» **DATA FOR PROCESSING**:
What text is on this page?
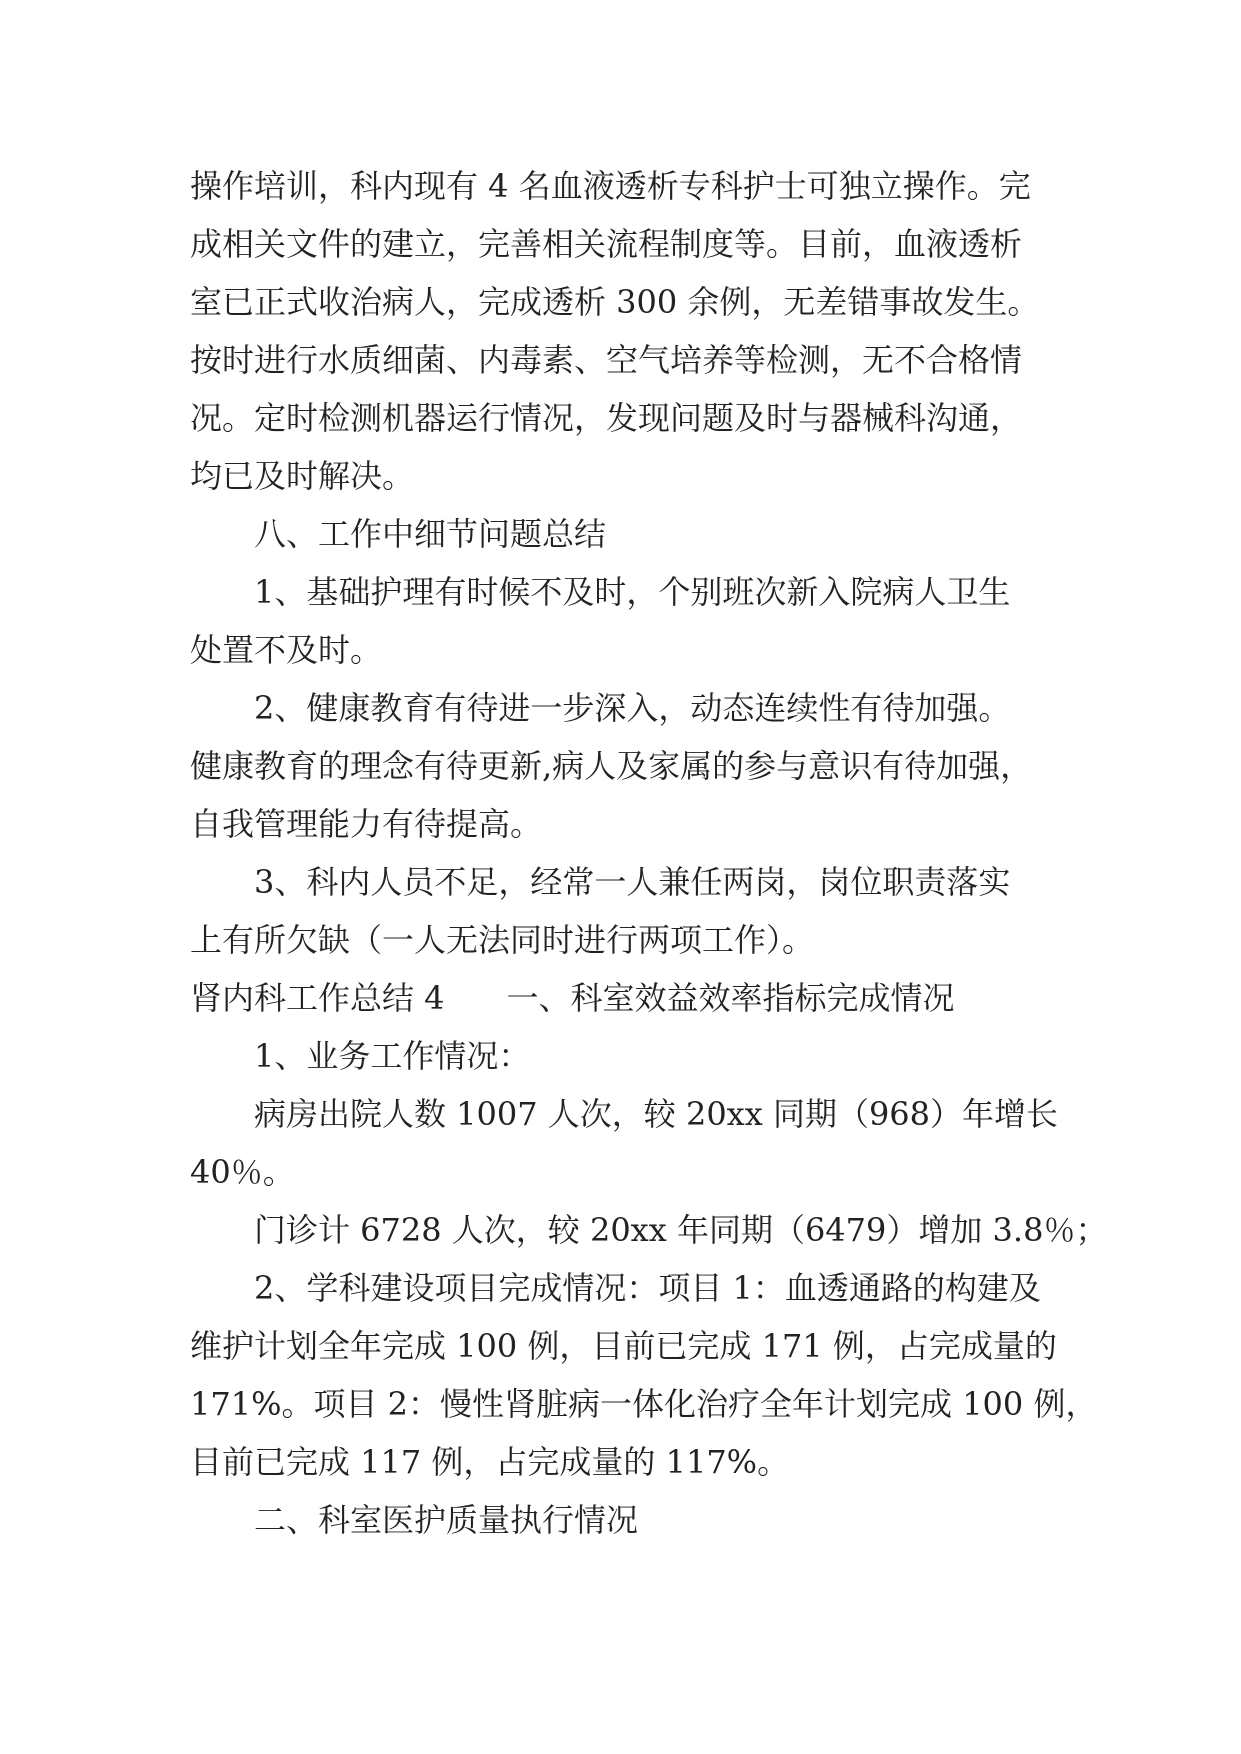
操作培训，科内现有 4 名血液透析专科护士可独立操作。完

成相关文件的建立，完善相关流程制度等。目前，血液透析

室已正式收治病人，完成透析 300 余例，无差错事故发生。

按时进行水质细菌、内毒素、空气培养等检测，无不合格情

况。定时检测机器运行情况，发现问题及时与器械科沟通，

均已及时解决。

八、工作中细节问题总结

1、基础护理有时候不及时，个别班次新入院病人卫生

处置不及时。

2、健康教育有待进一步深入，动态连续性有待加强。

健康教育的理念有待更新,病人及家属的参与意识有待加强，

自我管理能力有待提高。

3、科内人员不足，经常一人兼任两岗，岗位职责落实

上有所欠缺（一人无法同时进行两项工作）。

肾内科工作总结 4 一、科室效益效率指标完成情况

1、业务工作情况：

病房出院人数 1007 人次，较 20xx 同期（968）年增长

40％。

门诊计 6728 人次，较 20xx 年同期（6479）增加 3.8％；

2、学科建设项目完成情况：项目 1：血透通路的构建及

维护计划全年完成 100 例，目前已完成 171 例，占完成量的

171%。项目 2：慢性肾脏病一体化治疗全年计划完成 100 例，

目前已完成 117 例，占完成量的 117%。

二、科室医护质量执行情况
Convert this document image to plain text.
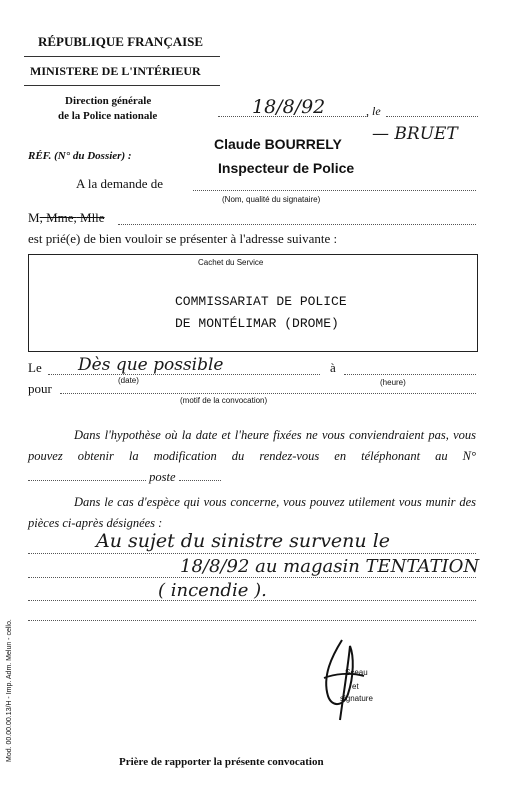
RÉPUBLIQUE FRANÇAISE
MINISTERE DE L'INTÉRIEUR
Direction générale
de la Police nationale	18/8/92	, le
RÉF. (N° du Dossier) :
Claude BOURRELY — BRUET
Inspecteur de Police
A la demande de
(Nom, qualité du signataire)
M, Mme, Mlle
est prié(e) de bien vouloir se présenter à l'adresse suivante :
Cachet du Service
COMMISSARIAT DE POLICE
DE MONTÉLIMAR (DROME)
Le Dès que possible
(date)
à
(heure)
pour
(motif de la convocation)
Dans l'hypothèse où la date et l'heure fixées ne vous conviendraient pas, vous pouvez obtenir la modification du rendez-vous en téléphonant au N°  poste
Dans le cas d'espèce qui vous concerne, vous pouvez utilement vous munir des pièces ci-après désignées :
Au sujet du sinistre survenu le
18/8/92 au magasin TENTATION
( incendie ).
Sceau
et
signature
Prière de rapporter la présente convocation
Mod. 00.00.00.13/H - Imp. Adm. Melun - cello.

» **DIRECTIONS**:
Quote only the lines that start at the line holding "Convert this document image to plain text." and end at the last line of the entries, including both of those lines, and omit every picture.

» **EXPECTED ANSWER**:
Convert this document image to plain text.
RÉPUBLIQUE FRANÇAISE
MINISTERE DE L'INTÉRIEUR
Direction générale
de la Police nationale	18/8/92	, le
RÉF. (N° du Dossier) :
Claude BOURRELY — BRUET
Inspecteur de Police
A la demande de
(Nom, qualité du signataire)
M, Mme, Mlle
est prié(e) de bien vouloir se présenter à l'adresse suivante :
Cachet du Service
COMMISSARIAT DE POLICE
DE MONTÉLIMAR (DROME)
Le Dès que possible
(date)
à
(heure)
pour
(motif de la convocation)
Dans l'hypothèse où la date et l'heure fixées ne vous conviendraient pas, vous pouvez obtenir la modification du rendez-vous en téléphonant au N°  poste
Dans le cas d'espèce qui vous concerne, vous pouvez utilement vous munir des pièces ci-après désignées :
Au sujet du sinistre survenu le
18/8/92 au magasin TENTATION
( incendie ).
Sceau
et
signature
Prière de rapporter la présente convocation
Mod. 00.00.00.13/H - Imp. Adm. Melun - cello.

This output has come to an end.